Skip every image and restate the data word for word.

§ RECORDS FOR PROCESSING:

>> START

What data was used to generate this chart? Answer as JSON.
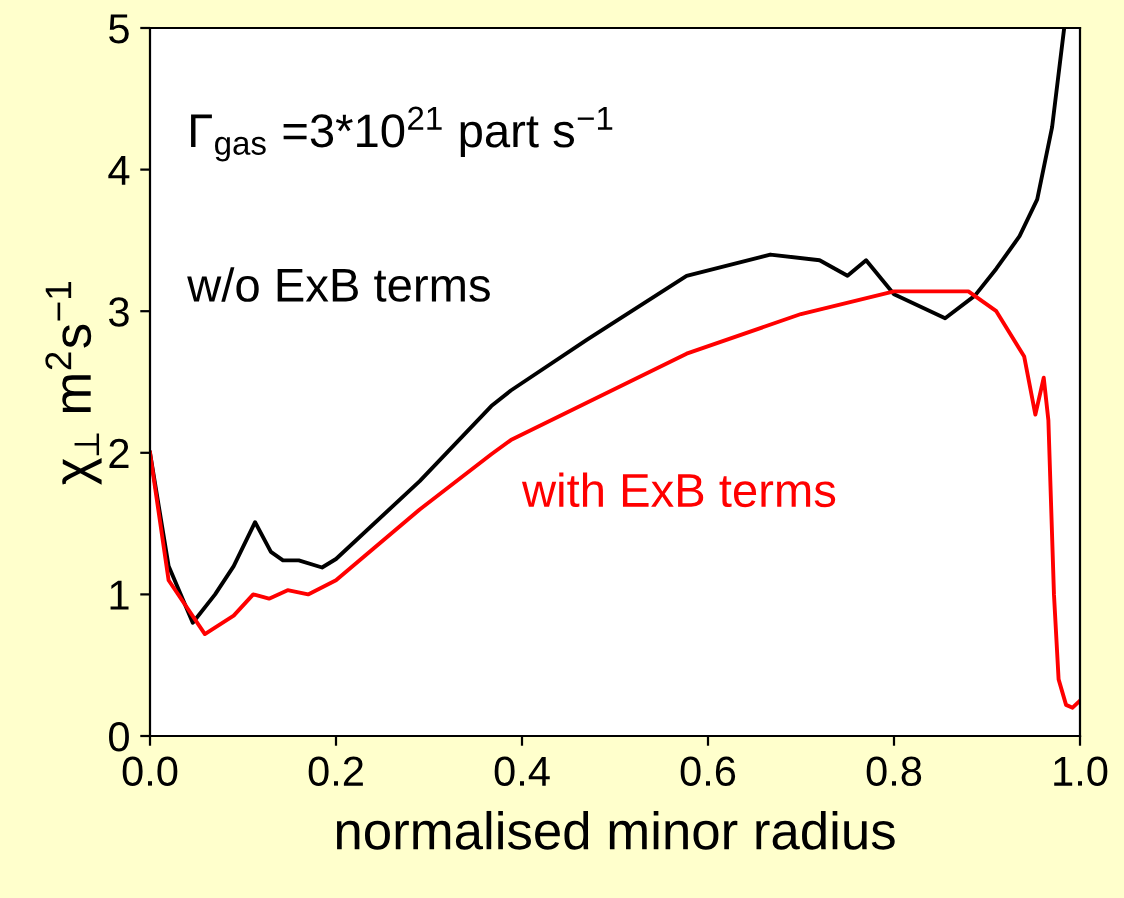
{
  "chart_data": {
    "type": "line",
    "xlabel": "normalised minor radius",
    "ylabel": "χ$_{⊥}$ m$^{2}$s$^{−1}$",
    "annotations": [
      "Γ$_{gas}$ =3*10$^{21}$ part s$^{−1}$"
    ],
    "xlim": [
      0,
      1
    ],
    "ylim": [
      0,
      5
    ],
    "xticks": [
      {
        "value": 0,
        "label": "0.0"
      },
      {
        "value": 0.2,
        "label": "0.2"
      },
      {
        "value": 0.4,
        "label": "0.4"
      },
      {
        "value": 0.6,
        "label": "0.6"
      },
      {
        "value": 0.8,
        "label": "0.8"
      },
      {
        "value": 1,
        "label": "1.0"
      }
    ],
    "yticks": [
      0,
      1,
      2,
      3,
      4,
      5
    ],
    "grid": false,
    "legend": false,
    "marker": "none",
    "line_style": "solid",
    "series": [
      {
        "name": "w/o ExB terms",
        "color": "#000000",
        "x": [
          0,
          0.02,
          0.046,
          0.07,
          0.09,
          0.113,
          0.13,
          0.143,
          0.16,
          0.185,
          0.2,
          0.29,
          0.367,
          0.388,
          0.47,
          0.577,
          0.667,
          0.72,
          0.75,
          0.77,
          0.8,
          0.855,
          0.887,
          0.91,
          0.935,
          0.954,
          0.97,
          0.983
        ],
        "values": [
          2,
          1.2,
          0.8,
          1.0,
          1.2,
          1.51,
          1.3,
          1.24,
          1.24,
          1.19,
          1.25,
          1.8,
          2.33,
          2.44,
          2.8,
          3.25,
          3.4,
          3.36,
          3.25,
          3.36,
          3.12,
          2.95,
          3.11,
          3.3,
          3.53,
          3.79,
          4.3,
          5
        ]
      },
      {
        "name": "with ExB terms",
        "color": "#ff0000",
        "x": [
          0,
          0.02,
          0.059,
          0.09,
          0.111,
          0.128,
          0.148,
          0.17,
          0.2,
          0.29,
          0.367,
          0.388,
          0.577,
          0.7,
          0.8,
          0.88,
          0.91,
          0.94,
          0.952,
          0.961,
          0.966,
          0.972,
          0.977,
          0.985,
          0.992,
          1.0
        ],
        "values": [
          2,
          1.1,
          0.72,
          0.85,
          1.0,
          0.97,
          1.03,
          1.0,
          1.1,
          1.6,
          1.99,
          2.09,
          2.7,
          2.98,
          3.14,
          3.14,
          3.0,
          2.68,
          2.27,
          2.53,
          2.23,
          1.0,
          0.4,
          0.22,
          0.2,
          0.25
        ]
      }
    ]
  }
}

>> END

§ TASK RESPONSE:
What data was used to generate this chart? Answer as JSON.
{
  "chart_data": {
    "type": "line",
    "xlabel": "normalised minor radius",
    "ylabel": "χ$_{⊥}$ m$^{2}$s$^{−1}$",
    "annotations": [
      "Γ$_{gas}$ =3*10$^{21}$ part s$^{−1}$"
    ],
    "xlim": [
      0,
      1
    ],
    "ylim": [
      0,
      5
    ],
    "xticks": [
      {
        "value": 0,
        "label": "0.0"
      },
      {
        "value": 0.2,
        "label": "0.2"
      },
      {
        "value": 0.4,
        "label": "0.4"
      },
      {
        "value": 0.6,
        "label": "0.6"
      },
      {
        "value": 0.8,
        "label": "0.8"
      },
      {
        "value": 1,
        "label": "1.0"
      }
    ],
    "yticks": [
      0,
      1,
      2,
      3,
      4,
      5
    ],
    "grid": false,
    "legend": false,
    "marker": "none",
    "line_style": "solid",
    "series": [
      {
        "name": "w/o ExB terms",
        "color": "#000000",
        "x": [
          0,
          0.02,
          0.046,
          0.07,
          0.09,
          0.113,
          0.13,
          0.143,
          0.16,
          0.185,
          0.2,
          0.29,
          0.367,
          0.388,
          0.47,
          0.577,
          0.667,
          0.72,
          0.75,
          0.77,
          0.8,
          0.855,
          0.887,
          0.91,
          0.935,
          0.954,
          0.97,
          0.983
        ],
        "values": [
          2,
          1.2,
          0.8,
          1.0,
          1.2,
          1.51,
          1.3,
          1.24,
          1.24,
          1.19,
          1.25,
          1.8,
          2.33,
          2.44,
          2.8,
          3.25,
          3.4,
          3.36,
          3.25,
          3.36,
          3.12,
          2.95,
          3.11,
          3.3,
          3.53,
          3.79,
          4.3,
          5
        ]
      },
      {
        "name": "with ExB terms",
        "color": "#ff0000",
        "x": [
          0,
          0.02,
          0.059,
          0.09,
          0.111,
          0.128,
          0.148,
          0.17,
          0.2,
          0.29,
          0.367,
          0.388,
          0.577,
          0.7,
          0.8,
          0.88,
          0.91,
          0.94,
          0.952,
          0.961,
          0.966,
          0.972,
          0.977,
          0.985,
          0.992,
          1.0
        ],
        "values": [
          2,
          1.1,
          0.72,
          0.85,
          1.0,
          0.97,
          1.03,
          1.0,
          1.1,
          1.6,
          1.99,
          2.09,
          2.7,
          2.98,
          3.14,
          3.14,
          3.0,
          2.68,
          2.27,
          2.53,
          2.23,
          1.0,
          0.4,
          0.22,
          0.2,
          0.25
        ]
      }
    ]
  }
}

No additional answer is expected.